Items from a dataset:
######

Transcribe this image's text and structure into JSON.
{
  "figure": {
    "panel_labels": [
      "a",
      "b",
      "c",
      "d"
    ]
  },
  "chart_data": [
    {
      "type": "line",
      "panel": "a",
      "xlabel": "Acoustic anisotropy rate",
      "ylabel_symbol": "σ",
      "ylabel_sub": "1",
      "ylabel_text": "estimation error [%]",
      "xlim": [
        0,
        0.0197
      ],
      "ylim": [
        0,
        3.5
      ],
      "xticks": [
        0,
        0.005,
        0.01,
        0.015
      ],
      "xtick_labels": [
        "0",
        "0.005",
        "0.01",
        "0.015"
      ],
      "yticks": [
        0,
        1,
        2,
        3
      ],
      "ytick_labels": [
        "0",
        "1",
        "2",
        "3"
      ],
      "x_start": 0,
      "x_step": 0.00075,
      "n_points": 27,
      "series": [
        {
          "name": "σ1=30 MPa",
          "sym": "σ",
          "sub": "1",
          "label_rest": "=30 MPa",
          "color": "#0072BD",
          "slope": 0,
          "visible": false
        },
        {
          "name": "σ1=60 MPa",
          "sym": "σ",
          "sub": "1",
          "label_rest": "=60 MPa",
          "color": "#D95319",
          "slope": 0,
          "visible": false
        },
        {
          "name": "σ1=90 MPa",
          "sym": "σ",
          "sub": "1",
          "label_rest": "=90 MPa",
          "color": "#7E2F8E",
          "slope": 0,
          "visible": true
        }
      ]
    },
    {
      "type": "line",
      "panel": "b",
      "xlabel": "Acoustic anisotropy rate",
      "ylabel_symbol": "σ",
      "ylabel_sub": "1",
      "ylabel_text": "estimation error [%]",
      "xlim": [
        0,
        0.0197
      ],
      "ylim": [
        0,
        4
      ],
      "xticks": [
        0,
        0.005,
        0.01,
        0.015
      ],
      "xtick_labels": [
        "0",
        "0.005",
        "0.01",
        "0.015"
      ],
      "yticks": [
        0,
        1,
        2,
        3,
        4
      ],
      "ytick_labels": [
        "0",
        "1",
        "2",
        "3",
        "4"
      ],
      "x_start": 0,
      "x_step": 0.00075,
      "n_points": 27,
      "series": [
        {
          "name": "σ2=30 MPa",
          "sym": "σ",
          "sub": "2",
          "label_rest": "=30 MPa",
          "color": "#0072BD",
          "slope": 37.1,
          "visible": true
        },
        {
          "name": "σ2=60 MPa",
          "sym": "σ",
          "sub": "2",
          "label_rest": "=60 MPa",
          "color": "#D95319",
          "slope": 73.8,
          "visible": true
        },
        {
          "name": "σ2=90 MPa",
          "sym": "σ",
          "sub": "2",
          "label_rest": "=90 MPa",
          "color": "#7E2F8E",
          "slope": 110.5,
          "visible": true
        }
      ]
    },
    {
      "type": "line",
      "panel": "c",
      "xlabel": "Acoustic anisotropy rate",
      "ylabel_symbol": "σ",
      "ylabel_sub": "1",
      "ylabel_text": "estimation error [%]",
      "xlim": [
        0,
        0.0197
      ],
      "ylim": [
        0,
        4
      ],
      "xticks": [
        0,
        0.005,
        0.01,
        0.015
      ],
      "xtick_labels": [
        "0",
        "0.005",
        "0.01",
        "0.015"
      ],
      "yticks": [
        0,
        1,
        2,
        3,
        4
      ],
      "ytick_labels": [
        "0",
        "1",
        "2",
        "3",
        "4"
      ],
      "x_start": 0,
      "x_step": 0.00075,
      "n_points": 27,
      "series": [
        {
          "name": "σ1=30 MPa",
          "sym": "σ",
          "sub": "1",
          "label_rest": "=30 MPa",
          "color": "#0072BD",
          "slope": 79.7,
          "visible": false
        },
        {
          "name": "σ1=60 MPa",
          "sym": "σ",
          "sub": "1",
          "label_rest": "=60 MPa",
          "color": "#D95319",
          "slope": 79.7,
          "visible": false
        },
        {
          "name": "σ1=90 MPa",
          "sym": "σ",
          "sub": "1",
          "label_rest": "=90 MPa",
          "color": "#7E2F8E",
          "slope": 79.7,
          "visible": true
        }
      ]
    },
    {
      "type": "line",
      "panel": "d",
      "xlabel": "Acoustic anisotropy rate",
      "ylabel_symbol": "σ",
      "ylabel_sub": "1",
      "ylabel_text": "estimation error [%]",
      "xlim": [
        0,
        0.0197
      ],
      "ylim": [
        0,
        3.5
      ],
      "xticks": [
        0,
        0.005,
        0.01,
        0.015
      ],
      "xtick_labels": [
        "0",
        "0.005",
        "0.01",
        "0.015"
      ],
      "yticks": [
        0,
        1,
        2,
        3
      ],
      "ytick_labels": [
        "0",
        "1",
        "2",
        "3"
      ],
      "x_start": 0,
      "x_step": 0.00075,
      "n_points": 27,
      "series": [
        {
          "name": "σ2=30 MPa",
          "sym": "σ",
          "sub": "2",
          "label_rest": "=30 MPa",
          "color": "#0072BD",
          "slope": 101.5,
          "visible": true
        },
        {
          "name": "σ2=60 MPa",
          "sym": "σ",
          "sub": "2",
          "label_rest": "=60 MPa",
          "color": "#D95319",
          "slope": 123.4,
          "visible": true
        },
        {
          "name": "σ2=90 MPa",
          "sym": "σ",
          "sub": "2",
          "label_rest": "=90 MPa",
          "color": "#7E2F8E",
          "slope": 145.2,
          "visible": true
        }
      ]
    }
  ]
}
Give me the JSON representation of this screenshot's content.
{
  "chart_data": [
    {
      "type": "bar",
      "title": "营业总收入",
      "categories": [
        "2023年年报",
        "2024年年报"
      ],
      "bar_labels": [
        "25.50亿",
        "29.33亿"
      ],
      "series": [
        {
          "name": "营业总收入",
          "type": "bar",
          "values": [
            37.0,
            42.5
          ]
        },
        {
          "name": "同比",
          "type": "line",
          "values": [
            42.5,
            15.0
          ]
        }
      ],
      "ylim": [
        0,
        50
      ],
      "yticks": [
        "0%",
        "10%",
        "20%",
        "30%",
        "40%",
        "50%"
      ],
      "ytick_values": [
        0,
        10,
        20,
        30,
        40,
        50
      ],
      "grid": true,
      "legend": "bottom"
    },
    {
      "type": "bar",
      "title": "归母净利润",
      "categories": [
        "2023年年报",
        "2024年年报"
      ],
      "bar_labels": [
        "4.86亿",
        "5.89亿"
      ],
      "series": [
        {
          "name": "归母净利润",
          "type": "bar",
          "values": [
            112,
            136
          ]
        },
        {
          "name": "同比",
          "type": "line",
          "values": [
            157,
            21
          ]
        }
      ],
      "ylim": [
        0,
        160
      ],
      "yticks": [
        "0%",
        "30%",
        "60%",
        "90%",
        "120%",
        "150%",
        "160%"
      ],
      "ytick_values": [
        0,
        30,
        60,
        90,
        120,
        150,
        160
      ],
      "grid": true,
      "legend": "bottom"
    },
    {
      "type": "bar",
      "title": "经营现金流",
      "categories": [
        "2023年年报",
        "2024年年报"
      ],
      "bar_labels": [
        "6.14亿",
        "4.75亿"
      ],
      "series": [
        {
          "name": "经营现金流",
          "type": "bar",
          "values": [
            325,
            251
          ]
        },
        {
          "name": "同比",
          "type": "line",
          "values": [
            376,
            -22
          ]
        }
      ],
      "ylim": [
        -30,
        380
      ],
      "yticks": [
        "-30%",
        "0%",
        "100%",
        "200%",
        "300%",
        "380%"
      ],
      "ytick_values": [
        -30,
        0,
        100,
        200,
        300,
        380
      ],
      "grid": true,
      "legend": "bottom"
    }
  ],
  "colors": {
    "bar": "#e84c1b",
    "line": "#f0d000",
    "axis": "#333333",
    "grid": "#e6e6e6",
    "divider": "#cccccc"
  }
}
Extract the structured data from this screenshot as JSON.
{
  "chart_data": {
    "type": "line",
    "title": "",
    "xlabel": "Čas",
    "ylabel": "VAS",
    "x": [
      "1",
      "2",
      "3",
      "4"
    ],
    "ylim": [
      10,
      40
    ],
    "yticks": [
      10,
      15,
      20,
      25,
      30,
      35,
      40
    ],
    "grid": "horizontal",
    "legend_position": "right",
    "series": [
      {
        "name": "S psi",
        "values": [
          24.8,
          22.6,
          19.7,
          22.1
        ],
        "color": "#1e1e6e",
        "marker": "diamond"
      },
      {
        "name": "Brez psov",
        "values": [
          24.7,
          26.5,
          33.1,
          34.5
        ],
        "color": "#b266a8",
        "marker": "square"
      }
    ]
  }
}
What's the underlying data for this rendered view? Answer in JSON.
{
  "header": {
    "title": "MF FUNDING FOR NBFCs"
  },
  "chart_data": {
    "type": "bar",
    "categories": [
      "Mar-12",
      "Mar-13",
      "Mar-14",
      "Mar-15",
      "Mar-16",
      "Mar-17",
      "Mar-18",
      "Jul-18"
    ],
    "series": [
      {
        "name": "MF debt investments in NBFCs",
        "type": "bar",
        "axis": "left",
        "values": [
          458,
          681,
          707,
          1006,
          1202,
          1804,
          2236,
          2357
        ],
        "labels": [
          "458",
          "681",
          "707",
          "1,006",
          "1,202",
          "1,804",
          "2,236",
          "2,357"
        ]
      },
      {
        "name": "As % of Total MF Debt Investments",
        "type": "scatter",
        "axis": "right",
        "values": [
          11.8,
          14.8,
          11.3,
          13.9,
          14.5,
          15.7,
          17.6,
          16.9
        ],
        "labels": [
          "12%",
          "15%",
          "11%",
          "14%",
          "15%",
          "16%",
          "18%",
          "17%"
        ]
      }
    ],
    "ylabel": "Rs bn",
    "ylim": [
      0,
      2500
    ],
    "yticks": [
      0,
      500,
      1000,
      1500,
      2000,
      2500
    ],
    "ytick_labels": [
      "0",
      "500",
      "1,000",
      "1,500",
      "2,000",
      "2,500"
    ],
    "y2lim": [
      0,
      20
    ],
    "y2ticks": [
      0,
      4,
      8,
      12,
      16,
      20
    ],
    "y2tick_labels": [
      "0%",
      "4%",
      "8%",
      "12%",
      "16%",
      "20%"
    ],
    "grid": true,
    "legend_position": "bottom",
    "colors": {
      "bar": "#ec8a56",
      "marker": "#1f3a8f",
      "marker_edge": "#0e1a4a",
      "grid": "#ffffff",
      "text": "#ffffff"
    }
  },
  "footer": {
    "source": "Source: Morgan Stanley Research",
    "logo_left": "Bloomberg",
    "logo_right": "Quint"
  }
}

######

▶ _Stated exercise_: Lines containing the string "title" are to be selected and copied.

▶ _Solution_:
      "title": "营业总收入",
      "title": "归母净利润",
      "title": "经营现金流",
    "title": "",
    "title": "MF FUNDING FOR NBFCs"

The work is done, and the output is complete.